WHAT IS EXPECTED:
Reproduce every line of the entries below word for word, leaving out the pictures.

TASK DATA:

● ● ●

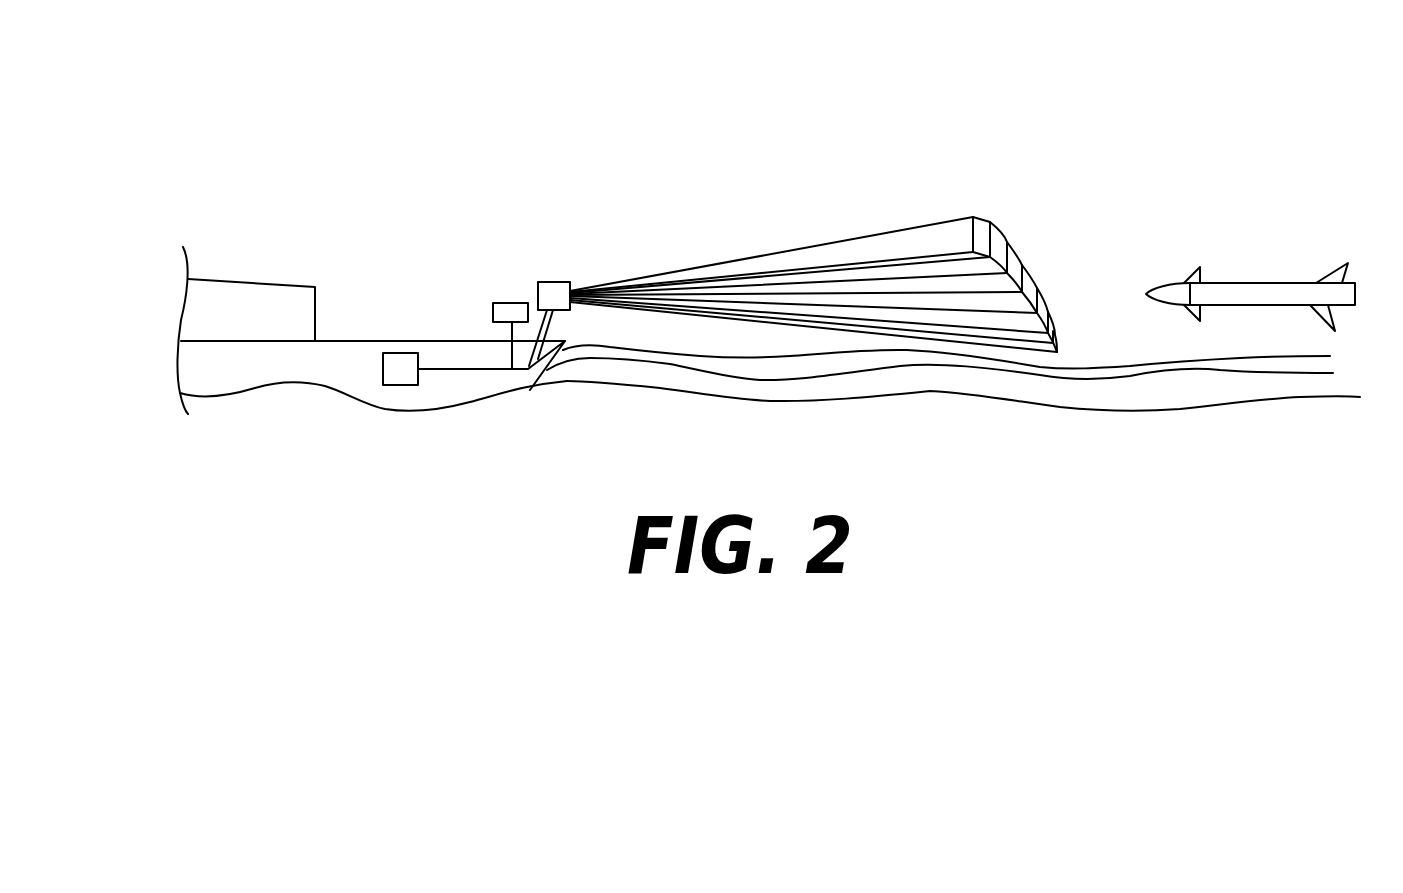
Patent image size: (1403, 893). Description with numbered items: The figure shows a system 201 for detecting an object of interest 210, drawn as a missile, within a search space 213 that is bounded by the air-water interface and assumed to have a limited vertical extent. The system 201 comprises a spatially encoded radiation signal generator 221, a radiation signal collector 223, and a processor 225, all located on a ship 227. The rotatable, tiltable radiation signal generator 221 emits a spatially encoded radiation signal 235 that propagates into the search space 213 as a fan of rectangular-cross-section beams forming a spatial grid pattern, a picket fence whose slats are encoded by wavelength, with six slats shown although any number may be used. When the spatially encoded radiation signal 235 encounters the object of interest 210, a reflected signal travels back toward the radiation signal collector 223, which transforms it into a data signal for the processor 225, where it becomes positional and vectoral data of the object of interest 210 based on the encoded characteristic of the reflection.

The system 201 is at (658, 237).
The object of interest 210 is at (1274, 283).
The search space 213 is at (1066, 70).
The spatially encoded radiation signal generator 221 is at (552, 281).
The radiation signal collector 223 is at (497, 302).
The processor 225 is at (428, 403).
The ship 227 is at (233, 378).
The spatially encoded radiation signal 235 is at (877, 234).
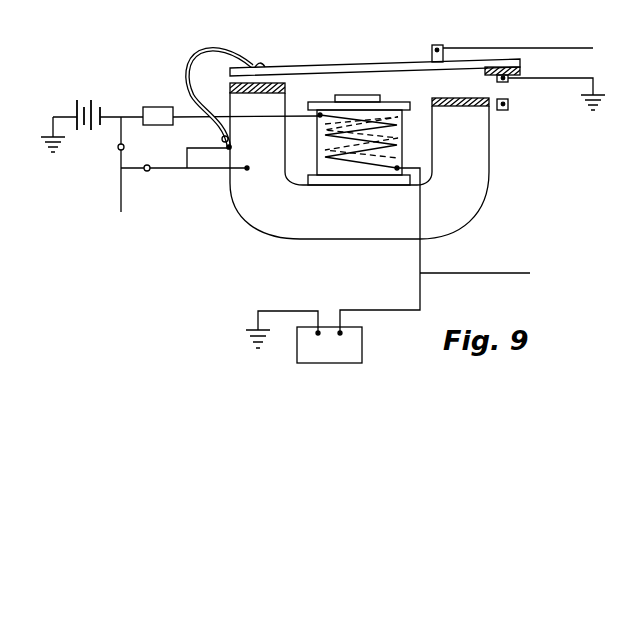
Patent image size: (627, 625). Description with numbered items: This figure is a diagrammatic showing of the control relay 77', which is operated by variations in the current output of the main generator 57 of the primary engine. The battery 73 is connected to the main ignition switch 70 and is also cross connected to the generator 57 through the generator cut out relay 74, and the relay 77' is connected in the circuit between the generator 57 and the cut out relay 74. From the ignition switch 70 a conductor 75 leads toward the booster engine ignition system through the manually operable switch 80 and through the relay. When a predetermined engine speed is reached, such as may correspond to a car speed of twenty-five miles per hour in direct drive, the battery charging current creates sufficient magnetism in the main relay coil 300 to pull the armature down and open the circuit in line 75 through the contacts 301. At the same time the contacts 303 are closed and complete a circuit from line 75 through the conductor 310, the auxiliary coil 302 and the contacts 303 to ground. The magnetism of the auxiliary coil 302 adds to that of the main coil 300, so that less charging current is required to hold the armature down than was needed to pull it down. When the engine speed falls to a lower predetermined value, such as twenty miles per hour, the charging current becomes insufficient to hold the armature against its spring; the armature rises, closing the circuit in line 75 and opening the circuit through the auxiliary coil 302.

The battery 73 is at (88, 103).
The generator cut out relay 74 is at (170, 93).
The main ignition switch 70 is at (118, 147).
The manually operable switch 80 is at (148, 171).
The conductor 75 is at (177, 170).
The conductor 310 is at (187, 152).
The contacts 301 is at (432, 52).
The contacts 303 is at (509, 103).
The relay 77' is at (380, 161).
The main relay coil 300 is at (400, 152).
The auxiliary coil 302 is at (398, 135).
The generator 57 is at (315, 363).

● ● ●

ANSWER TO THE PROBLEM:
Patent image size: (1403, 893). Description with numbered items: The figure shows a system 201 for detecting an object of interest 210, drawn as a missile, within a search space 213 that is bounded by the air-water interface and assumed to have a limited vertical extent. The system 201 comprises a spatially encoded radiation signal generator 221, a radiation signal collector 223, and a processor 225, all located on a ship 227. The rotatable, tiltable radiation signal generator 221 emits a spatially encoded radiation signal 235 that propagates into the search space 213 as a fan of rectangular-cross-section beams forming a spatial grid pattern, a picket fence whose slats are encoded by wavelength, with six slats shown although any number may be used. When the spatially encoded radiation signal 235 encounters the object of interest 210, a reflected signal travels back toward the radiation signal collector 223, which transforms it into a data signal for the processor 225, where it becomes positional and vectoral data of the object of interest 210 based on the encoded characteristic of the reflection.

The system 201 is at (658, 237).
The object of interest 210 is at (1274, 283).
The search space 213 is at (1066, 70).
The spatially encoded radiation signal generator 221 is at (552, 281).
The radiation signal collector 223 is at (497, 302).
The processor 225 is at (428, 403).
The ship 227 is at (233, 378).
The spatially encoded radiation signal 235 is at (877, 234).
Patent image size: (627, 625). Description with numbered items: This figure is a diagrammatic showing of the control relay 77', which is operated by variations in the current output of the main generator 57 of the primary engine. The battery 73 is connected to the main ignition switch 70 and is also cross connected to the generator 57 through the generator cut out relay 74, and the relay 77' is connected in the circuit between the generator 57 and the cut out relay 74. From the ignition switch 70 a conductor 75 leads toward the booster engine ignition system through the manually operable switch 80 and through the relay. When a predetermined engine speed is reached, such as may correspond to a car speed of twenty-five miles per hour in direct drive, the battery charging current creates sufficient magnetism in the main relay coil 300 to pull the armature down and open the circuit in line 75 through the contacts 301. At the same time the contacts 303 are closed and complete a circuit from line 75 through the conductor 310, the auxiliary coil 302 and the contacts 303 to ground. The magnetism of the auxiliary coil 302 adds to that of the main coil 300, so that less charging current is required to hold the armature down than was needed to pull it down. When the engine speed falls to a lower predetermined value, such as twenty miles per hour, the charging current becomes insufficient to hold the armature against its spring; the armature rises, closing the circuit in line 75 and opening the circuit through the auxiliary coil 302.

The battery 73 is at (88, 103).
The generator cut out relay 74 is at (170, 93).
The main ignition switch 70 is at (118, 147).
The manually operable switch 80 is at (148, 171).
The conductor 75 is at (177, 170).
The conductor 310 is at (187, 152).
The contacts 301 is at (432, 52).
The contacts 303 is at (509, 103).
The relay 77' is at (380, 161).
The main relay coil 300 is at (400, 152).
The auxiliary coil 302 is at (398, 135).
The generator 57 is at (315, 363).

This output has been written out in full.